### Problem statement
Give nothing except the number of lines containing the word "PUBLICATIONS".

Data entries
Start
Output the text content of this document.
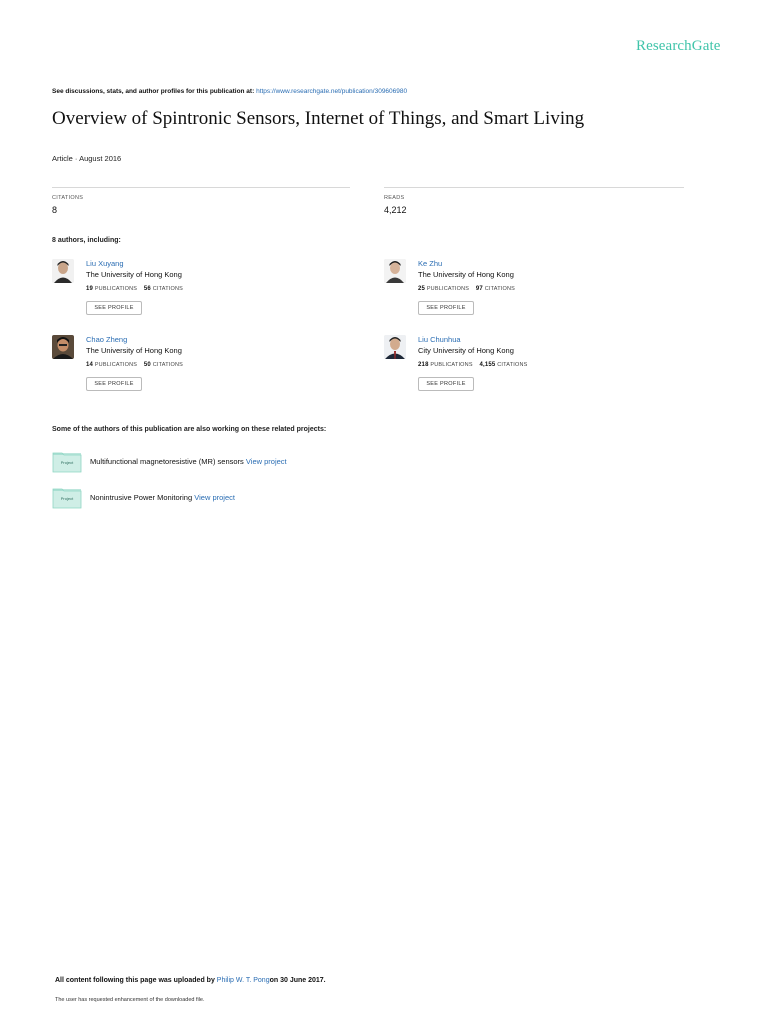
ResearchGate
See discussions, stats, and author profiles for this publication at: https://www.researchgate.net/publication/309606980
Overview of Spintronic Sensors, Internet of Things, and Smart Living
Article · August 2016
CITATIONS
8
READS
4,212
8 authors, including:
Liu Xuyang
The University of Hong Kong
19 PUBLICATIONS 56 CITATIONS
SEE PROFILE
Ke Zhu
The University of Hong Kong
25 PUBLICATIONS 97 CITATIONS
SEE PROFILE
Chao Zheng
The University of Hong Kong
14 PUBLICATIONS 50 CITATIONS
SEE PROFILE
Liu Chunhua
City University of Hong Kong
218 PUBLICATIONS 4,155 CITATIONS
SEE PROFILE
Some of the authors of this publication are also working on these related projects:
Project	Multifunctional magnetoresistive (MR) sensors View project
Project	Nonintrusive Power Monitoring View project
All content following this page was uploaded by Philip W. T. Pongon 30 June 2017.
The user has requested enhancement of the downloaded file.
End
### Answer to the problem
4